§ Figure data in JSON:
• • • •

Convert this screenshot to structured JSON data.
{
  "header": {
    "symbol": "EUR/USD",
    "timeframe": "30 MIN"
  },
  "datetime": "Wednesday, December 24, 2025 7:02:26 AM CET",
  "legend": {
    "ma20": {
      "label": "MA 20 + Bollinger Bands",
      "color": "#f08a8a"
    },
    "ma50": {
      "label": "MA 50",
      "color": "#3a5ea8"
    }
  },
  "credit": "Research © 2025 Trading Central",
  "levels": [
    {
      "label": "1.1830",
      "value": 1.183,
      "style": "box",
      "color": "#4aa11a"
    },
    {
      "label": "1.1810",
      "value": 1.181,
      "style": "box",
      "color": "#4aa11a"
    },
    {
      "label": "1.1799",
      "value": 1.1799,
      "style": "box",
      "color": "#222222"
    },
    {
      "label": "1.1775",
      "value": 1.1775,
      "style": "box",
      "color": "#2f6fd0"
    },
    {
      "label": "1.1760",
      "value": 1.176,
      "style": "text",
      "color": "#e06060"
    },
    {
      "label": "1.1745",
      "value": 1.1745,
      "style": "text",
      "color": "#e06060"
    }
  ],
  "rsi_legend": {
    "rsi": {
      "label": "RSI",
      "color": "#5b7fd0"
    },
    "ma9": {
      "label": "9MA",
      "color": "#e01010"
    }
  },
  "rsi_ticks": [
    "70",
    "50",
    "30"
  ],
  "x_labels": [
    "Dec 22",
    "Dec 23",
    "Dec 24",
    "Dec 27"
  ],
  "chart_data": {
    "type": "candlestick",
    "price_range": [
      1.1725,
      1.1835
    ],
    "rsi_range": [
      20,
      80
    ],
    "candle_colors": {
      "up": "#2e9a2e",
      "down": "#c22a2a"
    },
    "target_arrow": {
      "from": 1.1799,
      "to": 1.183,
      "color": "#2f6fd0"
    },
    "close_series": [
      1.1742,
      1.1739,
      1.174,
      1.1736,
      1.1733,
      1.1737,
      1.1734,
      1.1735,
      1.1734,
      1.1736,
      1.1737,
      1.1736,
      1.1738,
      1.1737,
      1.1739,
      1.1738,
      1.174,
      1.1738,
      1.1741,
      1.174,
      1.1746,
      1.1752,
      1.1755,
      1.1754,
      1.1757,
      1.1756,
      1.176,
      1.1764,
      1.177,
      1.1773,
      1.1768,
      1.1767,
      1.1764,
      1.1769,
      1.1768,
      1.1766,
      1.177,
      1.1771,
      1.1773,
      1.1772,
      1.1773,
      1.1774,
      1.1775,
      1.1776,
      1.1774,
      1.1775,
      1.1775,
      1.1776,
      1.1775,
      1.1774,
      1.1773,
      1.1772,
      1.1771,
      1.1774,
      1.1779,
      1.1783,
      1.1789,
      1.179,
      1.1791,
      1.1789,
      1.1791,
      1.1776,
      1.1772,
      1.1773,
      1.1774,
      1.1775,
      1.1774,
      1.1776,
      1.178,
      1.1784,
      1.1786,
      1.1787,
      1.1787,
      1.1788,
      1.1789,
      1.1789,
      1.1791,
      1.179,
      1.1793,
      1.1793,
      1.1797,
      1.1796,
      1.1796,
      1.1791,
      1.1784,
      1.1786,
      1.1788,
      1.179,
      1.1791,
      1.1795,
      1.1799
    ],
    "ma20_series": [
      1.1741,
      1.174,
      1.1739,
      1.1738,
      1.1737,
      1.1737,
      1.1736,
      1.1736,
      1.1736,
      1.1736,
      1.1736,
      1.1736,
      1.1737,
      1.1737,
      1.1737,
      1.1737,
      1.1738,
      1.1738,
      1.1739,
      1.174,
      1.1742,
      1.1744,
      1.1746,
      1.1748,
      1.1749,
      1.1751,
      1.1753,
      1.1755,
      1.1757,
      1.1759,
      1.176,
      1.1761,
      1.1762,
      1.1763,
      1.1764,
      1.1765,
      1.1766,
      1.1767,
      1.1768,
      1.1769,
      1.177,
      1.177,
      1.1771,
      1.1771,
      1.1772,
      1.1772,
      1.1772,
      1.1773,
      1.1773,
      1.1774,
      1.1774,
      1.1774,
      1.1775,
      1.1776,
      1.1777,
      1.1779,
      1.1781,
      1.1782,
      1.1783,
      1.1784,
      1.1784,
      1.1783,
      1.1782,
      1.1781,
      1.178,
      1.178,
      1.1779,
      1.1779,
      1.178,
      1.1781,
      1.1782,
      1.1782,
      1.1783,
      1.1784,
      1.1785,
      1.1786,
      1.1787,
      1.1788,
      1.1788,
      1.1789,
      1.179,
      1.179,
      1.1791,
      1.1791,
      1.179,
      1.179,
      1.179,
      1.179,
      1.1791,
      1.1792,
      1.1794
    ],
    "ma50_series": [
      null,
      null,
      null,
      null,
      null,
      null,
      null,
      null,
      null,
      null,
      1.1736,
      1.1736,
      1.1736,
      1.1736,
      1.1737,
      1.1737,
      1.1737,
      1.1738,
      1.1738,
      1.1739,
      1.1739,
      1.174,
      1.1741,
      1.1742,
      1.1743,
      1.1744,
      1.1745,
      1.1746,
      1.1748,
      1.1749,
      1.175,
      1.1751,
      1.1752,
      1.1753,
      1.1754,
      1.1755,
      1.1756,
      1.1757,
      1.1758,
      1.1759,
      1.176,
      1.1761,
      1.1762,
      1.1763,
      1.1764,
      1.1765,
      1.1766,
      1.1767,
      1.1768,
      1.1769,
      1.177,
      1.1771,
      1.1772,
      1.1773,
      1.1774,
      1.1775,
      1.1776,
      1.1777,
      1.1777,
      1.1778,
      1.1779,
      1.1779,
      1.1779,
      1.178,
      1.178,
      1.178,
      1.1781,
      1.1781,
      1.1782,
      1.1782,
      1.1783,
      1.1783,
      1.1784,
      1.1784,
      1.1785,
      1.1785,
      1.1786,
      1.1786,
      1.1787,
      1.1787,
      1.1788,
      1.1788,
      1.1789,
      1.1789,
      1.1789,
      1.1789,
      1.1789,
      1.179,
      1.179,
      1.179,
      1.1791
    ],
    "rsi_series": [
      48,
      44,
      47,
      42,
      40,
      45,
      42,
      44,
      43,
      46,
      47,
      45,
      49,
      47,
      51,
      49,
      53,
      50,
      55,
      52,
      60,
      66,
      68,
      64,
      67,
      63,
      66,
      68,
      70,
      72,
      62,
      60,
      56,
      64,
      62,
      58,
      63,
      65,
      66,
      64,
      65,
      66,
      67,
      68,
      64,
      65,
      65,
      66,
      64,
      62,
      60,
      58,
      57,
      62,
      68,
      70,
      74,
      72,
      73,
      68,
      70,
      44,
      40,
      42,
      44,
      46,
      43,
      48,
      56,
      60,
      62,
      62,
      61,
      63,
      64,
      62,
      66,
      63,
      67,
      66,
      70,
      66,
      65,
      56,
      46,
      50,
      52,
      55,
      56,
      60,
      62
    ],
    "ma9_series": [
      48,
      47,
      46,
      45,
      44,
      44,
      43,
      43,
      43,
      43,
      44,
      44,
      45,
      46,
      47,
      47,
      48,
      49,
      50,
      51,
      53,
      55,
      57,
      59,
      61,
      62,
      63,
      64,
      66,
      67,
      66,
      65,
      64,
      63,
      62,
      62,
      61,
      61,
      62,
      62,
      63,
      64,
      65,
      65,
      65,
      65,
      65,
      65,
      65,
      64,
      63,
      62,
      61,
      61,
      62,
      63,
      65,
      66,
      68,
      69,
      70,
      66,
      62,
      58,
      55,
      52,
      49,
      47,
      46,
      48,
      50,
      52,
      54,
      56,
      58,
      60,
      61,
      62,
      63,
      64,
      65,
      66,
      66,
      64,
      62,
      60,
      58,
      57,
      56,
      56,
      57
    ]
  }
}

• • • •

Pull every line containing the word "value" out of the entries above.

      "value": 1.183,
      "value": 1.181,
      "value": 1.1799,
      "value": 1.1775,
      "value": 1.176,
      "value": 1.1745,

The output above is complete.